__Article__
>>>>
L: "We had a number of things.- We had a pond. My neighbors, by the name of Pollock, And they had a pond on their property. And this pond would freeze over; and then at night my older brother, and this neighbor boy and his sister would build a big bond fire on the side of the pond, and we would sit on an old log and warm our tottsies.and our hands and then we'd skate. And our older brothers made their own hockey sticks. and had a hockey puck. They had a real honest to goodness hockey puck, but they had to make their own sticks. And they were pretty crude, because they had no way of buying, or getting, these hockey sticks. And so they'd play hockey on this, and when they'd tire of that , why we girls would skate around a little bit and sit there, and sometimes we'd bring some marshmallows
A. Sounds like fun!
L. And then we had this big hill between the highway and the road that left the highway to come to come in front our farm had quite a steep hill and at night we and all the neighbor kids. the kids who lived across the street, and the kids who lived further on downthe road, we'd all come up to this hill with our sleds and we'd climb that hill and then we'd pile two or three deep on those sleds, because the more weight there was the faster you'd go. And I can still hear the sound of those runners on that hard packed snow, and it would be a snowy starry night; and boy by the time we'd get home we'd be nearly froze but happy -
A. Man, I bet that was fun!
L. It was.
J. You were going to tell us about sleigh rides!
L. That is when we'd do the sleigh rides! We'd climb the hill and pile on two or three deep -
J. Oh! Sled rides!
L. Sled rides! We'd put these "Flyers", what do you call those -
J. "Flyers" yeah!
L. Yeah! And one of the bigger boys would be on the bottom, and then a medium sized kid, and one of the littlest kids would hop on the top; so it would be three deep. And they'd go down that hill, and boy sometimes we go pretty fast! And sometimes we'd hit a bump or a rut or hole, and the whole thing would tip over and we'd go flying! It was fun!

A. Did you ever move from your house.
L. Never until I left home to go to California. My parents lived in that same home their whole life, and after my mother died my father moved into town and sold the farm to one of his children.

A. What was your house like? Like how many rooms and how big?
<<<<
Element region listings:
>>>>
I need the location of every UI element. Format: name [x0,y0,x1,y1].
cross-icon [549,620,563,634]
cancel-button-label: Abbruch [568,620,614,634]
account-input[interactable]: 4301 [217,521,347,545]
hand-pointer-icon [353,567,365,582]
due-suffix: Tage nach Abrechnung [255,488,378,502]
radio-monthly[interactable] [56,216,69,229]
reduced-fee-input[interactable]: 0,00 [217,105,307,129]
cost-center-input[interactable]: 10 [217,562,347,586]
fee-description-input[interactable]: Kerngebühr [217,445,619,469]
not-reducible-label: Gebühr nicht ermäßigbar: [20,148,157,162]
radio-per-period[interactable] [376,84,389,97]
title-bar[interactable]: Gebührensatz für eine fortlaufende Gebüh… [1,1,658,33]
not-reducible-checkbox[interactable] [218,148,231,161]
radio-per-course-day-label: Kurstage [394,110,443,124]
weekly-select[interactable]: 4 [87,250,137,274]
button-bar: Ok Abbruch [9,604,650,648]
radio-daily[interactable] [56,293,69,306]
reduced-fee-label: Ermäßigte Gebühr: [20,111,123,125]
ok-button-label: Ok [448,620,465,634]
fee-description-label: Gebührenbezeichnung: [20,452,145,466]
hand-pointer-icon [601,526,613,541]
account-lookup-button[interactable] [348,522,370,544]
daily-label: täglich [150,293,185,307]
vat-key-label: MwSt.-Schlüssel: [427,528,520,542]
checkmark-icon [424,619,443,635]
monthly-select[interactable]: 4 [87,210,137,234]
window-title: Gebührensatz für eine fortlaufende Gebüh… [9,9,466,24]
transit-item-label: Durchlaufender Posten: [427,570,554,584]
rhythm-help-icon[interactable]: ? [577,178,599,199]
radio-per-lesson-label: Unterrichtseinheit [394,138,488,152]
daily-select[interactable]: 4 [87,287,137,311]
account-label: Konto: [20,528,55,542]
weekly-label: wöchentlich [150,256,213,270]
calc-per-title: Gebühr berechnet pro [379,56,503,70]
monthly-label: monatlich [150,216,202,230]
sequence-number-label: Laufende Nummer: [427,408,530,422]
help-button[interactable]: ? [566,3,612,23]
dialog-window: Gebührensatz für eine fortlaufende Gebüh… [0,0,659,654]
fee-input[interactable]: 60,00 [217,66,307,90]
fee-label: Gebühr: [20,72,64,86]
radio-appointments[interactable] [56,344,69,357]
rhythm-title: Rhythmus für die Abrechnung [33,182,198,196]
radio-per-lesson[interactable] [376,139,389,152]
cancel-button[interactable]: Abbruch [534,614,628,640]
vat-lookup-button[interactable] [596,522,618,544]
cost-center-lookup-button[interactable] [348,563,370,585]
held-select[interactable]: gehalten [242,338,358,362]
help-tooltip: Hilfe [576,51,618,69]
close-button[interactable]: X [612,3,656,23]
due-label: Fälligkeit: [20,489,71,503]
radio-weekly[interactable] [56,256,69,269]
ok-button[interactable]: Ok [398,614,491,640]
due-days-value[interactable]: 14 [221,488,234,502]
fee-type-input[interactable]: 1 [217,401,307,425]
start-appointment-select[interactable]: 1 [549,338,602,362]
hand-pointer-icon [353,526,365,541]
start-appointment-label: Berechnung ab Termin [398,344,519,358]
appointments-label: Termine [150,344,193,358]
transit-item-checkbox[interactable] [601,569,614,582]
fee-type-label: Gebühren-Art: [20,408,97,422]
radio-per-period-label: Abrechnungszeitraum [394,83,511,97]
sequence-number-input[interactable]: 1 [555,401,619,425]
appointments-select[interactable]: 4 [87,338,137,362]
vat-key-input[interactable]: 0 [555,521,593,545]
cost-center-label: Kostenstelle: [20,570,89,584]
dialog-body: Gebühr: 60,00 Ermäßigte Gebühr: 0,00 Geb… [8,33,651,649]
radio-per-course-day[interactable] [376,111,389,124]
<<<<
__Challenges__
1. Format the records as a numbered list, from the first line of the records through the line containing "weekly-label: wöchentlich [150,256,213,270]", leaving out any blank lines.
2. Resume the interview about growing up on the farm from the point where it stops.

__The results__
1.
1. I need the location of every UI element. Format: name [x0,y0,x1,y1].
2. cross-icon [549,620,563,634]
3. cancel-button-label: Abbruch [568,620,614,634]
4. account-input[interactable]: 4301 [217,521,347,545]
5. hand-pointer-icon [353,567,365,582]
6. due-suffix: Tage nach Abrechnung [255,488,378,502]
7. radio-monthly[interactable] [56,216,69,229]
8. reduced-fee-input[interactable]: 0,00 [217,105,307,129]
9. cost-center-input[interactable]: 10 [217,562,347,586]
10. fee-description-input[interactable]: Kerngebühr [217,445,619,469]
11. not-reducible-label: Gebühr nicht ermäßigbar: [20,148,157,162]
12. radio-per-period[interactable] [376,84,389,97]
13. title-bar[interactable]: Gebührensatz für eine fortlaufende Gebüh… [1,1,658,33]
14. not-reducible-checkbox[interactable] [218,148,231,161]
15. radio-per-course-day-label: Kurstage [394,110,443,124]
16. weekly-select[interactable]: 4 [87,250,137,274]
17. button-bar: Ok Abbruch [9,604,650,648]
18. radio-daily[interactable] [56,293,69,306]
19. reduced-fee-label: Ermäßigte Gebühr: [20,111,123,125]
20. ok-button-label: Ok [448,620,465,634]
21. fee-description-label: Gebührenbezeichnung: [20,452,145,466]
22. hand-pointer-icon [601,526,613,541]
23. account-lookup-button[interactable] [348,522,370,544]
24. daily-label: täglich [150,293,185,307]
25. vat-key-label: MwSt.-Schlüssel: [427,528,520,542]
26. checkmark-icon [424,619,443,635]
27. monthly-select[interactable]: 4 [87,210,137,234]
28. window-title: Gebührensatz für eine fortlaufende Gebüh… [9,9,466,24]
29. transit-item-label: Durchlaufender Posten: [427,570,554,584]
30. rhythm-help-icon[interactable]: ? [577,178,599,199]
31. radio-per-lesson-label: Unterrichtseinheit [394,138,488,152]
32. daily-select[interactable]: 4 [87,287,137,311]
33. account-label: Konto: [20,528,55,542]
34. weekly-label: wöchentlich [150,256,213,270]

2.
L. Down stairs there was a big kitchen; and a big dining room. And the dining room had a window seat; kind of a bay window with a window seat in it, that you could lift the lid of the window seat and kept all our toys in there. And then we had a parlor. and we had a stairwell which was closed off like this with doors. And there was a downstairs bedroom. And then off the kitchen was kind of a lean to. which was an enclosed back porch; where my mother had another old woodstove where she would heat-; and an old Maytag washing machine out there; and that's where she'd heat her her water to do her washing and stuff out there.
J. What was the basement used for?
L. Well the basement was used to store food. And the upstairs had four bedrooms. And my bedroom was the smallest, because I was allowed, I did'nt have to sleep with any one else; I did'nt have to share so I had this little bitty bedroom; and it had a door to the front porch, a big upstairs front porch. Now what else?

A. What kind of farm buildings were there, and how many?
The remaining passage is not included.